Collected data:
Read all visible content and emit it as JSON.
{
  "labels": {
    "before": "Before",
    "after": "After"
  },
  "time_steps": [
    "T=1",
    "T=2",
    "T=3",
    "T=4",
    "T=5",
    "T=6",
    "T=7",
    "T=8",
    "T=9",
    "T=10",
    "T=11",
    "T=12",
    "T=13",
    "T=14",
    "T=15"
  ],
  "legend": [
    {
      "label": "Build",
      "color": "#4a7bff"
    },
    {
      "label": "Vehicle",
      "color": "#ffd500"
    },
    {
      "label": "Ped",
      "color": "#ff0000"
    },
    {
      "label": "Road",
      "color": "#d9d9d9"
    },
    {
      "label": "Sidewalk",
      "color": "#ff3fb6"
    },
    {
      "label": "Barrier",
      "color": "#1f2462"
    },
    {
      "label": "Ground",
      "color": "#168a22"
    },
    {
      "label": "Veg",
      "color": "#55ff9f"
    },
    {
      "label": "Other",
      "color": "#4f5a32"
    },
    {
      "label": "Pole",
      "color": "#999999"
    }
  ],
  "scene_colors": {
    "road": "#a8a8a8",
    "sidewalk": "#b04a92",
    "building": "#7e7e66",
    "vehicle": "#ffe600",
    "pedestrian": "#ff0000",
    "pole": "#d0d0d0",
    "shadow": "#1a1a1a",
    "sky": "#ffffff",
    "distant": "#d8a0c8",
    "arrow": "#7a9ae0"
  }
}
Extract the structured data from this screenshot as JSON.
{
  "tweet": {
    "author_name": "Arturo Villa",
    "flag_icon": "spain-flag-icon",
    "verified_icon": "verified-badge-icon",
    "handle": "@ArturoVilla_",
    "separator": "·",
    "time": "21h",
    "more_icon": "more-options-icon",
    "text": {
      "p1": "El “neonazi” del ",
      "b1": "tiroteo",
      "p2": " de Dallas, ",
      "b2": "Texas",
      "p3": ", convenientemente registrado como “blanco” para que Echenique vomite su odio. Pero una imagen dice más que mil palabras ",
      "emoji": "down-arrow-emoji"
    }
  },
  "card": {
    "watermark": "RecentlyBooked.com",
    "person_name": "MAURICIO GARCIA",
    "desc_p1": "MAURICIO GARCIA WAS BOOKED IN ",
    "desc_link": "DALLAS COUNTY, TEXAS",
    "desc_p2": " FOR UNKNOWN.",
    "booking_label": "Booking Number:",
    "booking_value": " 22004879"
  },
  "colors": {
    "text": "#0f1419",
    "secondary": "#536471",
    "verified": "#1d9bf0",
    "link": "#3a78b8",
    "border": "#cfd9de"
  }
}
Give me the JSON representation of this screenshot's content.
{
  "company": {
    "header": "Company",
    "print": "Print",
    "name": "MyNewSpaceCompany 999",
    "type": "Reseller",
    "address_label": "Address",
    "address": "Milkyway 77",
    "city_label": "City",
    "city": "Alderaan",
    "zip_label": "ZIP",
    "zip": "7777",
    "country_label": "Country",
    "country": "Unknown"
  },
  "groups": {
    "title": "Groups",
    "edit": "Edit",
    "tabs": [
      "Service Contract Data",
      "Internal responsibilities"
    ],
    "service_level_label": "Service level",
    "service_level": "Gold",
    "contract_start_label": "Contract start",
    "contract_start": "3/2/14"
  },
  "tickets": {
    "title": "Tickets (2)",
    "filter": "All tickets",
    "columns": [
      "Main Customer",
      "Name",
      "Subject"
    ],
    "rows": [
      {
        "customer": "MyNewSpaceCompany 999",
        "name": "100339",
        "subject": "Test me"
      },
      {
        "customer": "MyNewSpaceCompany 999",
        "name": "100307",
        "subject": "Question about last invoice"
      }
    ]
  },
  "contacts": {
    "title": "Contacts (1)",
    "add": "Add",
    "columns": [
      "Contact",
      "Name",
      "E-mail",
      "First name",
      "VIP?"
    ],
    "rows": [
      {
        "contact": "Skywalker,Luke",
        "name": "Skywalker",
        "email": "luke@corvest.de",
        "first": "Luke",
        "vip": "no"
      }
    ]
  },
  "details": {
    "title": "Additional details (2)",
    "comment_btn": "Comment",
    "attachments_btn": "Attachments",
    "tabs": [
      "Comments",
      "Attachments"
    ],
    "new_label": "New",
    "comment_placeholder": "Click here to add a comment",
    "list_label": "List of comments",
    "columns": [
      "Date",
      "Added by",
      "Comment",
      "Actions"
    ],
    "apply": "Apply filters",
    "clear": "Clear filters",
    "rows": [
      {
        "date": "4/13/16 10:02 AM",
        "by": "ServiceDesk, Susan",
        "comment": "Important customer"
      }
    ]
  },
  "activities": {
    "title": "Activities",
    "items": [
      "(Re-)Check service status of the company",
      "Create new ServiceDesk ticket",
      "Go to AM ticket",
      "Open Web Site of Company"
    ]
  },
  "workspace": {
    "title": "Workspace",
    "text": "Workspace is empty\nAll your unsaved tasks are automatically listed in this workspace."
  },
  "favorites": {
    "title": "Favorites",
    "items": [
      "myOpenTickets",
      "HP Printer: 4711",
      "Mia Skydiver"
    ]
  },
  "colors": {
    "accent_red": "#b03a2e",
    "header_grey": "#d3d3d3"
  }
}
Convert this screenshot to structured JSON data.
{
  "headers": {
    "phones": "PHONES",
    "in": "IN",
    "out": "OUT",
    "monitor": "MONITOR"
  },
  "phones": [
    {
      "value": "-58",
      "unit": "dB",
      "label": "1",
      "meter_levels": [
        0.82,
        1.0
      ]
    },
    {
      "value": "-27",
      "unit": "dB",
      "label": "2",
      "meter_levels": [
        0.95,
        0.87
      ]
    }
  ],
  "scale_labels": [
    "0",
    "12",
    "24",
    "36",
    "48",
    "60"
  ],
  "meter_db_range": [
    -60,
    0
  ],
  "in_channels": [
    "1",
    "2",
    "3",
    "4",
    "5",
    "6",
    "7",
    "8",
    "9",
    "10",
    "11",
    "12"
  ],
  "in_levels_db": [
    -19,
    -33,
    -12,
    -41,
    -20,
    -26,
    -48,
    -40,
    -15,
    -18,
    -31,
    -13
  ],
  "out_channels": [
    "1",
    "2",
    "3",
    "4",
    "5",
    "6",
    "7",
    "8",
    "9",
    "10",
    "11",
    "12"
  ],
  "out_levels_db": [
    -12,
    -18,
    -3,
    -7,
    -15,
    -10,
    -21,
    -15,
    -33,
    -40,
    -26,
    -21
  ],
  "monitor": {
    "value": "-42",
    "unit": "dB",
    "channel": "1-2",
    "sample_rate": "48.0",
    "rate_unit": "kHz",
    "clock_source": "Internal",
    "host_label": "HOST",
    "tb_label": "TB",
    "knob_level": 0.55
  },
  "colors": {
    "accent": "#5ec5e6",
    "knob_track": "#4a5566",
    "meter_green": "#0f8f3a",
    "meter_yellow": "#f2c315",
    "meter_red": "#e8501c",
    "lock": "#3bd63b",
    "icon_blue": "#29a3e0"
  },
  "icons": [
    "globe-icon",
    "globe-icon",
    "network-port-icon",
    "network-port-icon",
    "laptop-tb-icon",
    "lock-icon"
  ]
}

TASK DESCRIPTION
Return the lines above, from the one containing "Convert this screenshot" to the end, exactly as they stand.

WRITTEN SOLUTION
Convert this screenshot to structured JSON data.
{
  "headers": {
    "phones": "PHONES",
    "in": "IN",
    "out": "OUT",
    "monitor": "MONITOR"
  },
  "phones": [
    {
      "value": "-58",
      "unit": "dB",
      "label": "1",
      "meter_levels": [
        0.82,
        1.0
      ]
    },
    {
      "value": "-27",
      "unit": "dB",
      "label": "2",
      "meter_levels": [
        0.95,
        0.87
      ]
    }
  ],
  "scale_labels": [
    "0",
    "12",
    "24",
    "36",
    "48",
    "60"
  ],
  "meter_db_range": [
    -60,
    0
  ],
  "in_channels": [
    "1",
    "2",
    "3",
    "4",
    "5",
    "6",
    "7",
    "8",
    "9",
    "10",
    "11",
    "12"
  ],
  "in_levels_db": [
    -19,
    -33,
    -12,
    -41,
    -20,
    -26,
    -48,
    -40,
    -15,
    -18,
    -31,
    -13
  ],
  "out_channels": [
    "1",
    "2",
    "3",
    "4",
    "5",
    "6",
    "7",
    "8",
    "9",
    "10",
    "11",
    "12"
  ],
  "out_levels_db": [
    -12,
    -18,
    -3,
    -7,
    -15,
    -10,
    -21,
    -15,
    -33,
    -40,
    -26,
    -21
  ],
  "monitor": {
    "value": "-42",
    "unit": "dB",
    "channel": "1-2",
    "sample_rate": "48.0",
    "rate_unit": "kHz",
    "clock_source": "Internal",
    "host_label": "HOST",
    "tb_label": "TB",
    "knob_level": 0.55
  },
  "colors": {
    "accent": "#5ec5e6",
    "knob_track": "#4a5566",
    "meter_green": "#0f8f3a",
    "meter_yellow": "#f2c315",
    "meter_red": "#e8501c",
    "lock": "#3bd63b",
    "icon_blue": "#29a3e0"
  },
  "icons": [
    "globe-icon",
    "globe-icon",
    "network-port-icon",
    "network-port-icon",
    "laptop-tb-icon",
    "lock-icon"
  ]
}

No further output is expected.